--- START ---

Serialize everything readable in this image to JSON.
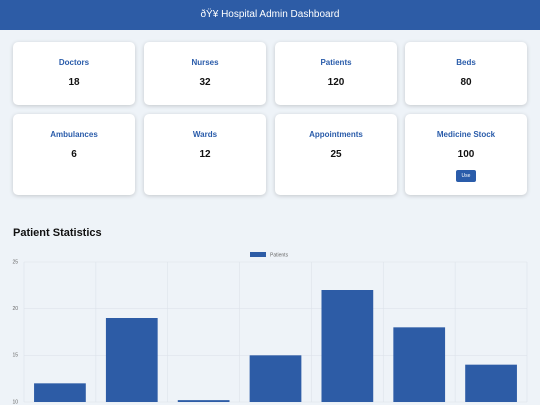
{
  "header": {
    "title": "ðŸ¥ Hospital Admin Dashboard"
  },
  "cards": [
    {
      "label": "Doctors",
      "value": 18
    },
    {
      "label": "Nurses",
      "value": 32
    },
    {
      "label": "Patients",
      "value": 120
    },
    {
      "label": "Beds",
      "value": 80
    },
    {
      "label": "Ambulances",
      "value": 6
    },
    {
      "label": "Wards",
      "value": 12
    },
    {
      "label": "Appointments",
      "value": 25
    },
    {
      "label": "Medicine Stock",
      "value": 100,
      "action": "Use"
    }
  ],
  "chart_data": {
    "type": "bar",
    "title": "Patient Statistics",
    "categories": [
      null,
      null,
      null,
      null,
      null,
      null,
      null
    ],
    "series": [
      {
        "name": "Patients",
        "color": "#2d5ca6",
        "values": [
          12,
          19,
          10.2,
          15,
          22,
          18,
          14
        ]
      }
    ],
    "ylim": [
      10,
      25
    ],
    "yticks": [
      10,
      15,
      20,
      25
    ],
    "grid": true
  }
}
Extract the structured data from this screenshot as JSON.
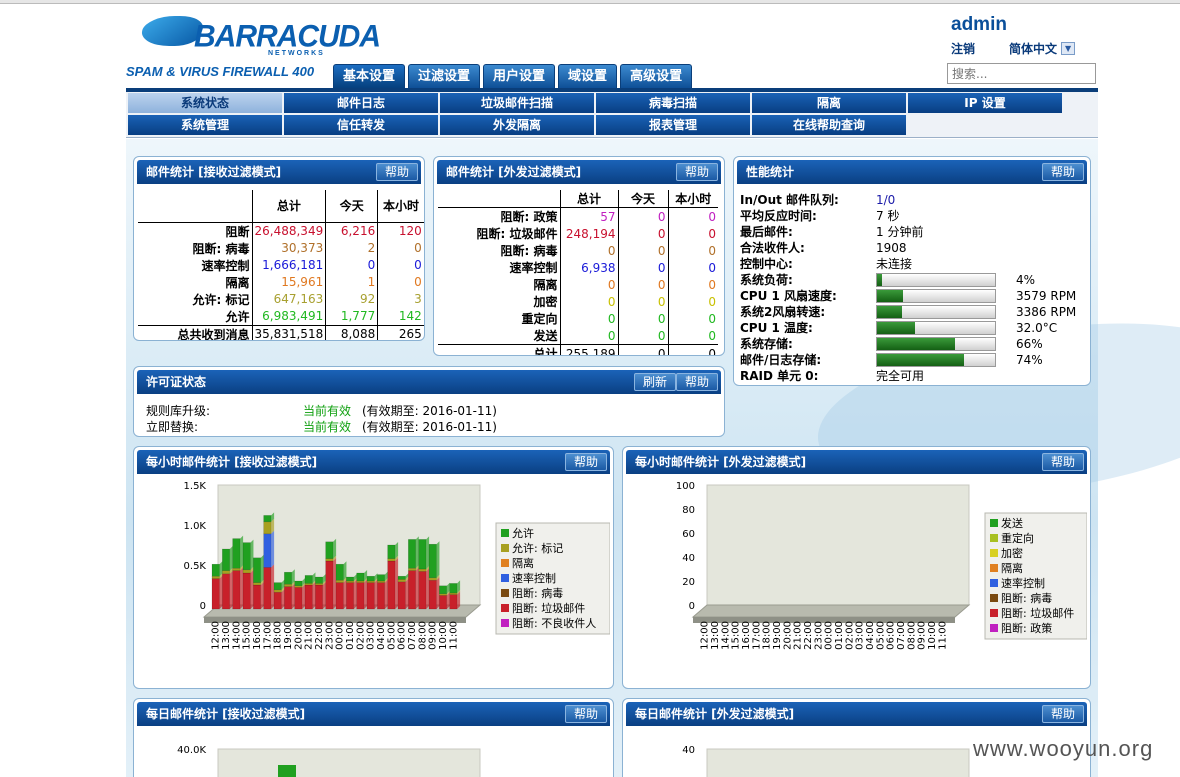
{
  "brand": {
    "logo_text": "BARRACUDA",
    "logo_sub": "NETWORKS",
    "product": "SPAM & VIRUS FIREWALL 400"
  },
  "main_tabs": [
    "基本设置",
    "过滤设置",
    "用户设置",
    "域设置",
    "高级设置"
  ],
  "user": {
    "name": "admin",
    "logout": "注销",
    "language": "简体中文",
    "search_placeholder": "搜索..."
  },
  "subnav": {
    "row1": [
      "系统状态",
      "邮件日志",
      "垃圾邮件扫描",
      "病毒扫描",
      "隔离",
      "IP 设置"
    ],
    "row2": [
      "系统管理",
      "信任转发",
      "外发隔离",
      "报表管理",
      "在线帮助查询"
    ]
  },
  "buttons": {
    "help": "帮助",
    "refresh": "刷新"
  },
  "inbound_stats": {
    "title": "邮件统计 [接收过滤模式]",
    "headers": [
      "总计",
      "今天",
      "本小时"
    ],
    "rows": [
      {
        "label": "阻断",
        "total": "26,488,349",
        "today": "6,216",
        "hour": "120"
      },
      {
        "label": "阻断: 病毒",
        "total": "30,373",
        "today": "2",
        "hour": "0"
      },
      {
        "label": "速率控制",
        "total": "1,666,181",
        "today": "0",
        "hour": "0"
      },
      {
        "label": "隔离",
        "total": "15,961",
        "today": "1",
        "hour": "0"
      },
      {
        "label": "允许: 标记",
        "total": "647,163",
        "today": "92",
        "hour": "3"
      },
      {
        "label": "允许",
        "total": "6,983,491",
        "today": "1,777",
        "hour": "142"
      }
    ],
    "total": {
      "label": "总共收到消息",
      "total": "35,831,518",
      "today": "8,088",
      "hour": "265"
    }
  },
  "outbound_stats": {
    "title": "邮件统计 [外发过滤模式]",
    "headers": [
      "总计",
      "今天",
      "本小时"
    ],
    "rows": [
      {
        "label": "阻断: 政策",
        "total": "57",
        "today": "0",
        "hour": "0"
      },
      {
        "label": "阻断: 垃圾邮件",
        "total": "248,194",
        "today": "0",
        "hour": "0"
      },
      {
        "label": "阻断: 病毒",
        "total": "0",
        "today": "0",
        "hour": "0"
      },
      {
        "label": "速率控制",
        "total": "6,938",
        "today": "0",
        "hour": "0"
      },
      {
        "label": "隔离",
        "total": "0",
        "today": "0",
        "hour": "0"
      },
      {
        "label": "加密",
        "total": "0",
        "today": "0",
        "hour": "0"
      },
      {
        "label": "重定向",
        "total": "0",
        "today": "0",
        "hour": "0"
      },
      {
        "label": "发送",
        "total": "0",
        "today": "0",
        "hour": "0"
      }
    ],
    "total": {
      "label": "总计",
      "total": "255,189",
      "today": "0",
      "hour": "0"
    }
  },
  "performance": {
    "title": "性能统计",
    "rows": [
      {
        "label": "In/Out 邮件队列:",
        "value": "1/0"
      },
      {
        "label": "平均反应时间:",
        "value": "7 秒"
      },
      {
        "label": "最后邮件:",
        "value": "1 分钟前"
      },
      {
        "label": "合法收件人:",
        "value": "1908"
      },
      {
        "label": "控制中心:",
        "value": "未连接"
      }
    ],
    "bars": [
      {
        "label": "系统负荷:",
        "value": "4%",
        "level": 0.04
      },
      {
        "label": "CPU 1 风扇速度:",
        "value": "3579 RPM",
        "level": 0.22
      },
      {
        "label": "系统2风扇转速:",
        "value": "3386 RPM",
        "level": 0.21
      },
      {
        "label": "CPU 1 温度:",
        "value": "32.0°C",
        "level": 0.32
      },
      {
        "label": "系统存储:",
        "value": "66%",
        "level": 0.66
      },
      {
        "label": "邮件/日志存储:",
        "value": "74%",
        "level": 0.74
      }
    ],
    "raid": {
      "label": "RAID 单元 0:",
      "value": "完全可用"
    }
  },
  "license": {
    "title": "许可证状态",
    "rows": [
      {
        "label": "规则库升级:",
        "status": "当前有效",
        "expiry": "(有效期至: 2016-01-11)"
      },
      {
        "label": "立即替换:",
        "status": "当前有效",
        "expiry": "(有效期至: 2016-01-11)"
      }
    ]
  },
  "hourly_in_title": "每小时邮件统计 [接收过滤模式]",
  "hourly_out_title": "每小时邮件统计 [外发过滤模式]",
  "daily_in_title": "每日邮件统计 [接收过滤模式]",
  "daily_out_title": "每日邮件统计 [外发过滤模式]",
  "colors": {
    "allow": "#20a020",
    "tagged": "#a8a020",
    "quarantine": "#e08020",
    "rate": "#3060e0",
    "virus": "#7a4a10",
    "spam": "#c8202a",
    "invalid": "#c020c0",
    "policy": "#c020c0",
    "send": "#20a020",
    "redirect": "#a8c020",
    "encrypt": "#d8d020"
  },
  "chart_data": [
    {
      "type": "bar",
      "stacked": true,
      "title": "每小时邮件统计 [接收过滤模式]",
      "ylim": [
        0,
        1500
      ],
      "yticks": [
        "1.5K",
        "1.0K",
        "0.5K",
        "0"
      ],
      "categories": [
        "12:00",
        "13:00",
        "14:00",
        "15:00",
        "16:00",
        "17:00",
        "18:00",
        "19:00",
        "20:00",
        "21:00",
        "22:00",
        "23:00",
        "00:00",
        "01:00",
        "02:00",
        "03:00",
        "04:00",
        "05:00",
        "06:00",
        "07:00",
        "08:00",
        "09:00",
        "10:00",
        "11:00"
      ],
      "series": [
        {
          "name": "阻断: 垃圾邮件",
          "color": "#c8202a",
          "values": [
            380,
            440,
            480,
            450,
            300,
            520,
            210,
            280,
            270,
            300,
            300,
            600,
            330,
            330,
            330,
            330,
            330,
            600,
            340,
            480,
            470,
            360,
            170,
            180
          ]
        },
        {
          "name": "阻断: 不良收件人",
          "color": "#c020c0",
          "values": [
            0,
            0,
            0,
            0,
            0,
            0,
            0,
            0,
            0,
            0,
            0,
            0,
            0,
            0,
            0,
            0,
            0,
            0,
            0,
            0,
            0,
            0,
            0,
            0
          ]
        },
        {
          "name": "阻断: 病毒",
          "color": "#7a4a10",
          "values": [
            0,
            0,
            0,
            0,
            0,
            0,
            0,
            0,
            0,
            0,
            0,
            0,
            0,
            0,
            0,
            0,
            0,
            0,
            0,
            0,
            0,
            0,
            0,
            0
          ]
        },
        {
          "name": "速率控制",
          "color": "#3060e0",
          "values": [
            0,
            0,
            0,
            0,
            0,
            420,
            0,
            0,
            0,
            0,
            0,
            0,
            0,
            0,
            0,
            0,
            0,
            0,
            0,
            0,
            0,
            0,
            0,
            0
          ]
        },
        {
          "name": "隔离",
          "color": "#e08020",
          "values": [
            0,
            0,
            0,
            0,
            0,
            0,
            0,
            0,
            0,
            0,
            0,
            0,
            0,
            0,
            0,
            0,
            0,
            0,
            0,
            0,
            0,
            0,
            0,
            0
          ]
        },
        {
          "name": "允许: 标记",
          "color": "#a8a020",
          "values": [
            30,
            40,
            30,
            40,
            30,
            150,
            30,
            30,
            20,
            20,
            20,
            30,
            30,
            20,
            20,
            20,
            20,
            30,
            30,
            30,
            30,
            30,
            20,
            20
          ]
        },
        {
          "name": "允许",
          "color": "#20a020",
          "values": [
            150,
            270,
            370,
            340,
            310,
            80,
            90,
            150,
            60,
            100,
            80,
            210,
            200,
            50,
            100,
            60,
            80,
            170,
            40,
            360,
            370,
            420,
            100,
            120
          ]
        }
      ]
    },
    {
      "type": "bar",
      "stacked": true,
      "title": "每小时邮件统计 [外发过滤模式]",
      "ylim": [
        0,
        100
      ],
      "yticks": [
        "100",
        "80",
        "60",
        "40",
        "20",
        "0"
      ],
      "categories": [
        "12:00",
        "13:00",
        "14:00",
        "15:00",
        "16:00",
        "17:00",
        "18:00",
        "19:00",
        "20:00",
        "21:00",
        "22:00",
        "23:00",
        "00:00",
        "01:00",
        "02:00",
        "03:00",
        "04:00",
        "05:00",
        "06:00",
        "07:00",
        "08:00",
        "09:00",
        "10:00",
        "11:00"
      ],
      "series": [
        {
          "name": "发送",
          "color": "#20a020",
          "values": [
            0,
            0,
            0,
            0,
            0,
            0,
            0,
            0,
            0,
            0,
            0,
            0,
            0,
            0,
            0,
            0,
            0,
            0,
            0,
            0,
            0,
            0,
            0,
            0
          ]
        },
        {
          "name": "重定向",
          "color": "#a8c020",
          "values": [
            0,
            0,
            0,
            0,
            0,
            0,
            0,
            0,
            0,
            0,
            0,
            0,
            0,
            0,
            0,
            0,
            0,
            0,
            0,
            0,
            0,
            0,
            0,
            0
          ]
        },
        {
          "name": "加密",
          "color": "#d8d020",
          "values": [
            0,
            0,
            0,
            0,
            0,
            0,
            0,
            0,
            0,
            0,
            0,
            0,
            0,
            0,
            0,
            0,
            0,
            0,
            0,
            0,
            0,
            0,
            0,
            0
          ]
        },
        {
          "name": "隔离",
          "color": "#e08020",
          "values": [
            0,
            0,
            0,
            0,
            0,
            0,
            0,
            0,
            0,
            0,
            0,
            0,
            0,
            0,
            0,
            0,
            0,
            0,
            0,
            0,
            0,
            0,
            0,
            0
          ]
        },
        {
          "name": "速率控制",
          "color": "#3060e0",
          "values": [
            0,
            0,
            0,
            0,
            0,
            0,
            0,
            0,
            0,
            0,
            0,
            0,
            0,
            0,
            0,
            0,
            0,
            0,
            0,
            0,
            0,
            0,
            0,
            0
          ]
        },
        {
          "name": "阻断: 病毒",
          "color": "#7a4a10",
          "values": [
            0,
            0,
            0,
            0,
            0,
            0,
            0,
            0,
            0,
            0,
            0,
            0,
            0,
            0,
            0,
            0,
            0,
            0,
            0,
            0,
            0,
            0,
            0,
            0
          ]
        },
        {
          "name": "阻断: 垃圾邮件",
          "color": "#c8202a",
          "values": [
            0,
            0,
            0,
            0,
            0,
            0,
            0,
            0,
            0,
            0,
            0,
            0,
            0,
            0,
            0,
            0,
            0,
            0,
            0,
            0,
            0,
            0,
            0,
            0
          ]
        },
        {
          "name": "阻断: 政策",
          "color": "#c020c0",
          "values": [
            0,
            0,
            0,
            0,
            0,
            0,
            0,
            0,
            0,
            0,
            0,
            0,
            0,
            0,
            0,
            0,
            0,
            0,
            0,
            0,
            0,
            0,
            0,
            0
          ]
        }
      ]
    },
    {
      "type": "bar",
      "stacked": true,
      "title": "每日邮件统计 [接收过滤模式]",
      "ylim": [
        0,
        40000
      ],
      "yticks": [
        "40.0K"
      ]
    },
    {
      "type": "bar",
      "stacked": true,
      "title": "每日邮件统计 [外发过滤模式]",
      "ylim": [
        0,
        40
      ],
      "yticks": [
        "40"
      ]
    }
  ],
  "watermark": "www.wooyun.org"
}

--- END ---

_THE PROBLEM_. All lines with the word "接收过滤模式" need to be copied from the data above.

_YOUR SOLUTION_.
    "title": "邮件统计 [接收过滤模式]",
  "hourly_in_title": "每小时邮件统计 [接收过滤模式]",
  "daily_in_title": "每日邮件统计 [接收过滤模式]",
      "title": "每小时邮件统计 [接收过滤模式]",
      "title": "每日邮件统计 [接收过滤模式]",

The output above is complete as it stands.